PROBLEMS:
1. Please transcribe the part of the commentary on Iran that opens with the words containing "Like a spark" and closes with "the international community.".
2. Decide whether each statement agrees with the commentary on Iran, and give yes or no with the deciding words quoted from it. (a) Operation Praying Mantis followed the USS Samuel B. Roberts striking a mine. (b) Oil stopped permanently in 1973 and 1974. (c) The debate in Washington is, at its core, between war advocates and peace advocates.

PAGE:
####
Theoretically, this stockpile could, if processed suitably, produce fissile material for more than ten bombs. Therefore, these bombs remain a project, but they make every truce temporary unless their file is closed.

 

 

Yes, the nature of the regime in Iran has changed, but not entirely as Netanyahu desires! The longer the conflict endures, the more the Iranian regime’s disarray crystallizes, becoming increasingly militarized and inclined to hide behind the language of siege and survival, while its discourse grows militaristic, nationalistic, deeply wounded, and fierce.

 

 

History is not decoration, but a mirror of probabilities. In the tanker war of the 1980s, the United States began escorting re-flagged tankers under the American flag in Operation Earnest Will, then responded with Operation Praying Mantis in 1988 after the USS Samuel B. Roberts struck a mine. The lesson was not that convoys are futile, but that Gulf geography gives coastal powers a perpetual ability to harass even against a superior navy. Narrow passages do not need enormous armies to become dangerous; the collapse of international law, a few mines, and small boats are enough.

 

 

In 1973 and 1974, oil didn’t stop forever, but the shock was enough to initially double the price, then nearly quadruple it, plunging the global economy into both inflation and recession. The U.S. Department of State and the Federal Reserve documented how that shock deepened existing imbalances and prompted governments to reconsider strategic reserves, fuel efficiency, and the limits of foreign dependence.

 

 

Like a spark in a field, global energy wars don’t need to last long to ignite an international fire!

 

 

Iran is practically turning the Arab Gulf into an open focal point for international conflict: deterrence without trust, bargaining without agreements or peace, and maritime routes under the guns’ sway, with anxious markets. Meanwhile, Iran persists in its denial of its Arab neighborhood and blatant attacks!

 

 

Gulf Arab states understand that some wars do not emerge from missile platforms, but through choking energy sources and their carriers and embedding “centrifuge” threats. Therefore, they seek to push international diplomacy to make the Strait of Hormuz a point of regional consensus, guaranteed by the international community.

 

 

In Washington, a different front opens up, seemingly less noisy. The internal debate over continuing the war is not, at its core, between war advocates and peace advocates.

 

 

Some aim to continue choking Iran militarily and financially until it surrenders all its cards. Others fear that prolonged pressure will turn it into a swamp applauded by Israel, yet drowning America.
####
DATASET EXTRACT:
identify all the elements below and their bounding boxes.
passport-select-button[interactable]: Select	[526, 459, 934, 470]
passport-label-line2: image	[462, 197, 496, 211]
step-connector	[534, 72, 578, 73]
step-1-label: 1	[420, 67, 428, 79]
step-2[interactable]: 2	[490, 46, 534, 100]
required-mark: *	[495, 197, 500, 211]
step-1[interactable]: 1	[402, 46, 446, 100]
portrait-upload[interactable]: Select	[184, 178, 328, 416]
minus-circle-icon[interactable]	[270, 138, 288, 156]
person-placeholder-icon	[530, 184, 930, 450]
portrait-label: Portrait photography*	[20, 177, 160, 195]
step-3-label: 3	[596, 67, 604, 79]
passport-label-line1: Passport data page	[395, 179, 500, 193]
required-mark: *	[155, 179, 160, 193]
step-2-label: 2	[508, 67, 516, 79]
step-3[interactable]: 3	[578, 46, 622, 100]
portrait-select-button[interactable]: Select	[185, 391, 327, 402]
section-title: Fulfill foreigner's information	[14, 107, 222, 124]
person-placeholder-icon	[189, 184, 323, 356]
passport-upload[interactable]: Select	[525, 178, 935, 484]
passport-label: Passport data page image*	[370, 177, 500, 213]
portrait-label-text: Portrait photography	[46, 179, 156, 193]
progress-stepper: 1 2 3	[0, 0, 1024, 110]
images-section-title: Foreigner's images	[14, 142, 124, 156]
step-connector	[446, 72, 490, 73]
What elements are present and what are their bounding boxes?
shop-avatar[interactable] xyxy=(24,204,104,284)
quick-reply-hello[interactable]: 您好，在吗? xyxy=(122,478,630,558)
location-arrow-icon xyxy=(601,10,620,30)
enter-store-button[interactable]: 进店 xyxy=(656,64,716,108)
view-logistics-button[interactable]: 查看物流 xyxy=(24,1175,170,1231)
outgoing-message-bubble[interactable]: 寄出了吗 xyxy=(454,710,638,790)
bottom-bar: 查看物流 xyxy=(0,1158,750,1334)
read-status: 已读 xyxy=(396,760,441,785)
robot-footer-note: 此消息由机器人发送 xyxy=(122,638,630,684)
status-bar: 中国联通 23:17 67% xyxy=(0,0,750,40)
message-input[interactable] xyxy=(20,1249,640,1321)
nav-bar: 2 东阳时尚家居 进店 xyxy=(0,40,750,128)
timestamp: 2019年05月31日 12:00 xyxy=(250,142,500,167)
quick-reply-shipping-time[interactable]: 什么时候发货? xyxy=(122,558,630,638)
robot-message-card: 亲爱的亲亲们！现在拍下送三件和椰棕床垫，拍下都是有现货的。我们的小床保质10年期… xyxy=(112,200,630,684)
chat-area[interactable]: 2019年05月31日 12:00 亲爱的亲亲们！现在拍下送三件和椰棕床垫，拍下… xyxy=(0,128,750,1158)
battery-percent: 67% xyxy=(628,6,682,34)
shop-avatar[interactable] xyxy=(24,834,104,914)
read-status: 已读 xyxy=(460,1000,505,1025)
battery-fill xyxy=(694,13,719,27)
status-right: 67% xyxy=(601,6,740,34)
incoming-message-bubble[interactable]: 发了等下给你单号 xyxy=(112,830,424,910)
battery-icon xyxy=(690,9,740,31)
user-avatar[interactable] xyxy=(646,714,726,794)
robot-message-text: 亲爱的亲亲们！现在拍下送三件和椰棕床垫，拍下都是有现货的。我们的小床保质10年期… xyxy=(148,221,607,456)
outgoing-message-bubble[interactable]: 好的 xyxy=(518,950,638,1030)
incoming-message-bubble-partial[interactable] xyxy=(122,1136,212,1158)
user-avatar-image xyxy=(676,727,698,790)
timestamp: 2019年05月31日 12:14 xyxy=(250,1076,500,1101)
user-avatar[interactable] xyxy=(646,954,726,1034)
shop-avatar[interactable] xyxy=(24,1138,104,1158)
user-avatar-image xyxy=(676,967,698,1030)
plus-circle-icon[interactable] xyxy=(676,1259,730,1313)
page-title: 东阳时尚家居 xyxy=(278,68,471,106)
####
EXPECTED OUTPUTS:
1.
Like a spark in a field, global energy wars don’t need to last long to ignite an international fire!

 

 

Iran is practically turning the Arab Gulf into an open focal point for international conflict: deterrence without trust, bargaining without agreements or peace, and maritime routes under the guns’ sway, with anxious markets. Meanwhile, Iran persists in its denial of its Arab neighborhood and blatant attacks!

 

 

Gulf Arab states understand that some wars do not emerge from missile platforms, but through choking energy sources and their carriers and embedding “centrifuge” threats. Therefore, they seek to push international diplomacy to make the Strait of Hormuz a point of regional consensus, guaranteed by the international community.

2.
(a) Yes: "then responded with Operation Praying Mantis in 1988 after the USS Samuel B. Roberts struck a mine"
(b) No: "In 1973 and 1974, oil didn’t stop forever"
(c) No: "The internal debate over continuing the war is not, at its core, between war advocates and peace advocates."